═════ Passage

If you want to take a break from President Biden's dismal left-wing, progressive, radical, Green New Deal big-government socialism — if you've pretty much had it up to here and want to take a little vacation — I've got just the thing for you.
Tonight on Fox Business, “American Dynasty” has its debut at 9 p.m. EDT. It’s a docu-series that takes a look at the most iconic family empires in American history. In particular, the series focuses on one of my favorite periods.
Liberal historians disparagingly call it the “Gilded Age” and its leading protagonists — such as Henry Ford, John D. Rockefeller, and other central protagonists — “Robber Barons.”
That’s what leftist historians call among the most successful entrepreneurs in American history, people whose technological innovations and inventions made America the greatest economic power in the world between the end of the Civil War and the beginning of the misbegotten first progressive era in 1910.
“Robber Barons”? Really? I think: pillars of free market capitalism. Know how Mr. Biden’s socialism has utterly failed? The free-market capitalism practiced by these economic greats utterly succeeded.
Think of this: During that period they invented the telegraph, telephone, railroads, cars, oil refineries, cameras, electric lights, and steel. Oh, and did I say — airplanes? Those, too.

══════════

Please copy the commentary on "American Dynasty" word for word, from start to finish. The data that comes next has nothing to do with this.

═════ Given records

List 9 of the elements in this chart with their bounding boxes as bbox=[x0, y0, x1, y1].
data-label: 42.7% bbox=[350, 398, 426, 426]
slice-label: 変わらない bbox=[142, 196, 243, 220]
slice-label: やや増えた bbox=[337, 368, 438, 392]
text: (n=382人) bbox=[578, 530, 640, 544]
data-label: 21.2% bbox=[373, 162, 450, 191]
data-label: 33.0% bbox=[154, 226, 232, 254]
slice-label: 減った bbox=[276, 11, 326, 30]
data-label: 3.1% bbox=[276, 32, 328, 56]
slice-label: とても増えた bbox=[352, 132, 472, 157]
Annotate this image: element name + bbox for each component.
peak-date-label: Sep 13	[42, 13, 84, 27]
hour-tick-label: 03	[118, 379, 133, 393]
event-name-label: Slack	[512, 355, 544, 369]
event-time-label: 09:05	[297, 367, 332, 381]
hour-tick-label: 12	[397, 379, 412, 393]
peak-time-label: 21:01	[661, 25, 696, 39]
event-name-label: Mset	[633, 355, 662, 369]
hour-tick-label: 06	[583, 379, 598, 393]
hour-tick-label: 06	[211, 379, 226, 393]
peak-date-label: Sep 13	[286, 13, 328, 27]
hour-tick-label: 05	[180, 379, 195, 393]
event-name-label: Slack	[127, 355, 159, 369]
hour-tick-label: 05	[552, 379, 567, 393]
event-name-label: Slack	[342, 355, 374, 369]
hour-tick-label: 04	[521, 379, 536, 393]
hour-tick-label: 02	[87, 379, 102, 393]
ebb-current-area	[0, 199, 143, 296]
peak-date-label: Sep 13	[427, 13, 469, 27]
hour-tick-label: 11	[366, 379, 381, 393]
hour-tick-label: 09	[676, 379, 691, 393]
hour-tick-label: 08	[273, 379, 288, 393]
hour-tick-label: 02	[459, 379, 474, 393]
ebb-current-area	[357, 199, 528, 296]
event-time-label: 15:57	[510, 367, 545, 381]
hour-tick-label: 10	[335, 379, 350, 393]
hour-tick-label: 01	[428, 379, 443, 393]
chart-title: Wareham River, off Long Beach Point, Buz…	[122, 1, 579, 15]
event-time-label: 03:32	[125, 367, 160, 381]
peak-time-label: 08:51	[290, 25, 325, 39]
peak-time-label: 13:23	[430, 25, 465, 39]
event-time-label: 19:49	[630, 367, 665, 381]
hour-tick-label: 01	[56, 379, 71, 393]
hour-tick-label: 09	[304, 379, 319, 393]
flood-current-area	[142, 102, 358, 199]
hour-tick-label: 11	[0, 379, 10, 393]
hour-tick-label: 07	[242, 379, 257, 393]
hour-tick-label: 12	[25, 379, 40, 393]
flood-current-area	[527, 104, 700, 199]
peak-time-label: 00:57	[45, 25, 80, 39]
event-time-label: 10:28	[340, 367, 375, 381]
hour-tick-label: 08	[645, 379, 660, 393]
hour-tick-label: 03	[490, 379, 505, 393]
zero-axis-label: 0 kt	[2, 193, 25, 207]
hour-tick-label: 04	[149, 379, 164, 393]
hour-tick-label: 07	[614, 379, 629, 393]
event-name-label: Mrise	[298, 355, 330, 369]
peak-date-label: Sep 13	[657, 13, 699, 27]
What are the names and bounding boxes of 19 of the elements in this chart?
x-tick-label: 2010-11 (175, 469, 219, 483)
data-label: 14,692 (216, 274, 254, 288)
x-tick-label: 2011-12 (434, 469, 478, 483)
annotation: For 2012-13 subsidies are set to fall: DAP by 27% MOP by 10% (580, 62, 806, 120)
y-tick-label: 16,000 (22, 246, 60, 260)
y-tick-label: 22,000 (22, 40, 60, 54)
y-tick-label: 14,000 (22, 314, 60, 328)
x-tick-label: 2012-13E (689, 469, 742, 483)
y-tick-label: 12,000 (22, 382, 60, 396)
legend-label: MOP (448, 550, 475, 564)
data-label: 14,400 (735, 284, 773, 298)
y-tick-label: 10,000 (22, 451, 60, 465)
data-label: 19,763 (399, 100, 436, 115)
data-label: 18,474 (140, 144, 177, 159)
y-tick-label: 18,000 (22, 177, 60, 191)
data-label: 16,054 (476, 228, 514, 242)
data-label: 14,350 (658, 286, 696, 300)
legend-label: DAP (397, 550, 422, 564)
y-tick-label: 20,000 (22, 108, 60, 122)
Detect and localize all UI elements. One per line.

══════════
═════ Given records

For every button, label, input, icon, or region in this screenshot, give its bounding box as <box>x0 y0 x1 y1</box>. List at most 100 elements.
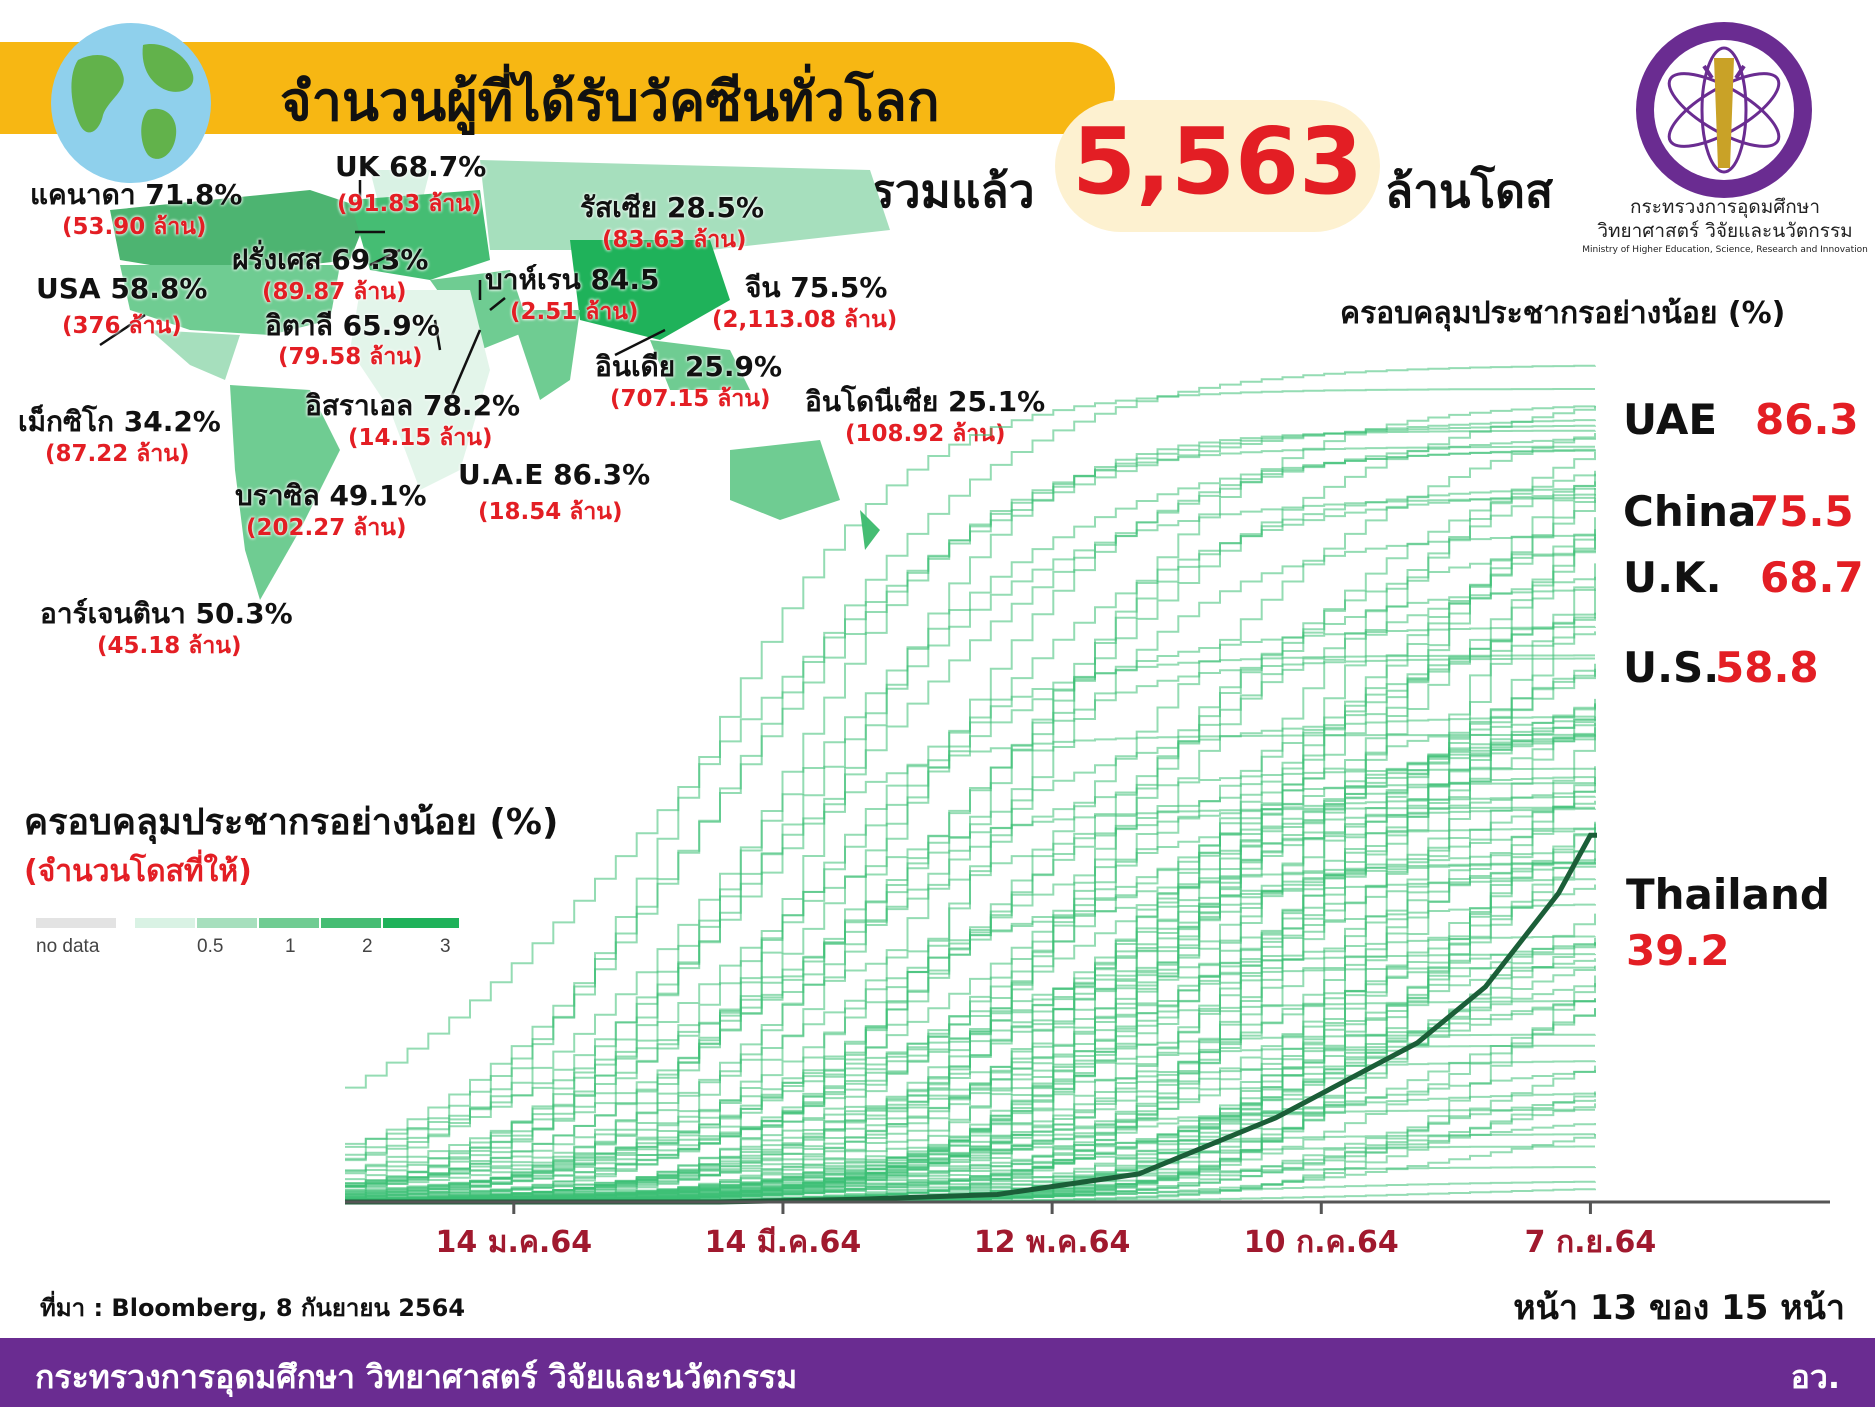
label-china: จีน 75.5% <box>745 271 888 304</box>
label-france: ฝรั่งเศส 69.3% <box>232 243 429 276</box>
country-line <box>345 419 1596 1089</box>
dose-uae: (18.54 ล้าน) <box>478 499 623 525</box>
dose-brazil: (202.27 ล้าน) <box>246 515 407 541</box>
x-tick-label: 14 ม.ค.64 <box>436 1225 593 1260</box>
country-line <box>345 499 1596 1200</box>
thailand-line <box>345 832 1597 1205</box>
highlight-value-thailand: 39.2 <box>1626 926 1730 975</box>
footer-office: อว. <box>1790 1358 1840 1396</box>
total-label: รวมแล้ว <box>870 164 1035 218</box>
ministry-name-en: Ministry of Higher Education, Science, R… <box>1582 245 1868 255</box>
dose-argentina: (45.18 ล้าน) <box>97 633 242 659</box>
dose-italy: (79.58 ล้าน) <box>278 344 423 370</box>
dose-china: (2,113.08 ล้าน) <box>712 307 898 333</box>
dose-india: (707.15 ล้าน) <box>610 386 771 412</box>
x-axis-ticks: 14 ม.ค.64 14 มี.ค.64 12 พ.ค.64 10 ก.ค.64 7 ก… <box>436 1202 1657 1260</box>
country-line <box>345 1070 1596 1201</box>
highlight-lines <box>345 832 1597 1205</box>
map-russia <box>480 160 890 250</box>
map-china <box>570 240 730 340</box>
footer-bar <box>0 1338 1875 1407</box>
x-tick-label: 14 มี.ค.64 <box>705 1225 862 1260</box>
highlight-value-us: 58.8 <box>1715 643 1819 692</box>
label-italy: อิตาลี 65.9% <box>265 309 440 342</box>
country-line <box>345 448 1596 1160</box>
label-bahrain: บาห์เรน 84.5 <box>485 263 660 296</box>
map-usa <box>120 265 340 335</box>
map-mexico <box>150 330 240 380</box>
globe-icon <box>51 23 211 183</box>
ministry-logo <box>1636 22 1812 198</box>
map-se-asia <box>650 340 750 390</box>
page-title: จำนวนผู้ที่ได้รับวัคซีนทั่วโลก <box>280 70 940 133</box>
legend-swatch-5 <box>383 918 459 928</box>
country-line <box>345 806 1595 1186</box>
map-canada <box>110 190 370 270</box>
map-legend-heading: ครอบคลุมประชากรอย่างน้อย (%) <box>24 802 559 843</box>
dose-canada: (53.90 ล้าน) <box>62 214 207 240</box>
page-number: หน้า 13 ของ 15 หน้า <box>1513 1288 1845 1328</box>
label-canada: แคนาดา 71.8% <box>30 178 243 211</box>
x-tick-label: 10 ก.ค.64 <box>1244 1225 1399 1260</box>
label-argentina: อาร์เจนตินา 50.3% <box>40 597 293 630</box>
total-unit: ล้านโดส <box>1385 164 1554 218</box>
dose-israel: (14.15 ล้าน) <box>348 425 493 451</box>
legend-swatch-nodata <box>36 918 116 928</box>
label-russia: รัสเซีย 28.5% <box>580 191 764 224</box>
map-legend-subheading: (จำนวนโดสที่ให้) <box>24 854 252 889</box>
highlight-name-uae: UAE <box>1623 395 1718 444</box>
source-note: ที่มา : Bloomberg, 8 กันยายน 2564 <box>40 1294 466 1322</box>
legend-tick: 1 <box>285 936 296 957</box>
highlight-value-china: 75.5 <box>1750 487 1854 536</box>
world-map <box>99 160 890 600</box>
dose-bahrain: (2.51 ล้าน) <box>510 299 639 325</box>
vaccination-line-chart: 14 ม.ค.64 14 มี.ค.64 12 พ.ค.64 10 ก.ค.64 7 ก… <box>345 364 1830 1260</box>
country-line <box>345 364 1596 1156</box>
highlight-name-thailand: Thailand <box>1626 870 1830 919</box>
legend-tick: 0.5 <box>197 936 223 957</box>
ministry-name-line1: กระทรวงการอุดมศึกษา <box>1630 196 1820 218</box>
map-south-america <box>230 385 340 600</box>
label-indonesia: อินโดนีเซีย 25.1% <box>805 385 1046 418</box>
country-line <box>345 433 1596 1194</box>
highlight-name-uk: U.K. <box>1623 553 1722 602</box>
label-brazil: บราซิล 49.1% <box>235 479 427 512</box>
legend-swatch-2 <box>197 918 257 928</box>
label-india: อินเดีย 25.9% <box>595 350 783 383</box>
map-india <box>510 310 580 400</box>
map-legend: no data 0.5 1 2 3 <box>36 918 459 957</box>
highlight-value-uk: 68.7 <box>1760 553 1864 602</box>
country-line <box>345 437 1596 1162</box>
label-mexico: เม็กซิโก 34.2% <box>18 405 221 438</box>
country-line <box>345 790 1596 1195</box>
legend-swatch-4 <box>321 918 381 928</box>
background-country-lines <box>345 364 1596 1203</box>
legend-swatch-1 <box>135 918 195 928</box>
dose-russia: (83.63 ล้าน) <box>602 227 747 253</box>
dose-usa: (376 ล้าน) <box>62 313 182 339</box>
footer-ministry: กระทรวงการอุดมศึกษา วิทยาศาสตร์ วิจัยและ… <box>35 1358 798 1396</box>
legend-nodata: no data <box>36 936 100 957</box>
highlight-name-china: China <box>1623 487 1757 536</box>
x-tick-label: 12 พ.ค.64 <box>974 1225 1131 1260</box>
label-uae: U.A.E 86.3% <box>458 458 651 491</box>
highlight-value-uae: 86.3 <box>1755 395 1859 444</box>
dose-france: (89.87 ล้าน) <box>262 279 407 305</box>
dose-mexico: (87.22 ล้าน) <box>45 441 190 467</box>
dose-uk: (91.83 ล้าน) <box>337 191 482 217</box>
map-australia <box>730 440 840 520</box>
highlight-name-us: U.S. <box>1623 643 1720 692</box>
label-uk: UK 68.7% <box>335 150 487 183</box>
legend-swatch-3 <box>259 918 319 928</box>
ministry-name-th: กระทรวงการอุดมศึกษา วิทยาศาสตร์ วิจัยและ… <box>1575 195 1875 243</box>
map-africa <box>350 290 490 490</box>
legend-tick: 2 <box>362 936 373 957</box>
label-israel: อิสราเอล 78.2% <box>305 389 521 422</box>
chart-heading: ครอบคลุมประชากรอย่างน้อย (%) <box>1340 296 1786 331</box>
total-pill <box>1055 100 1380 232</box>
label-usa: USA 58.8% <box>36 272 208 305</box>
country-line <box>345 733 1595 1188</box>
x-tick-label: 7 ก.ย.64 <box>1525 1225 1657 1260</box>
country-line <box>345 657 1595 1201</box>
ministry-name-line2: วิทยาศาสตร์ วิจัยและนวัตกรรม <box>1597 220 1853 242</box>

══════════

[Response]
If you want to take a break from President Biden's dismal left-wing, progressive, radical, Green New Deal big-government socialism — if you've pretty much had it up to here and want to take a little vacation — I've got just the thing for you.
Tonight on Fox Business, “American Dynasty” has its debut at 9 p.m. EDT. It’s a docu-series that takes a look at the most iconic family empires in American history. In particular, the series focuses on one of my favorite periods.
Liberal historians disparagingly call it the “Gilded Age” and its leading protagonists — such as Henry Ford, John D. Rockefeller, and other central protagonists — “Robber Barons.”
That’s what leftist historians call among the most successful entrepreneurs in American history, people whose technological innovations and inventions made America the greatest economic power in the world between the end of the Civil War and the beginning of the misbegotten first progressive era in 1910.
“Robber Barons”? Really? I think: pillars of free market capitalism. Know how Mr. Biden’s socialism has utterly failed? The free-market capitalism practiced by these economic greats utterly succeeded.
Think of this: During that period they invented the telegraph, telephone, railroads, cars, oil refineries, cameras, electric lights, and steel. Oh, and did I say — airplanes? Those, too.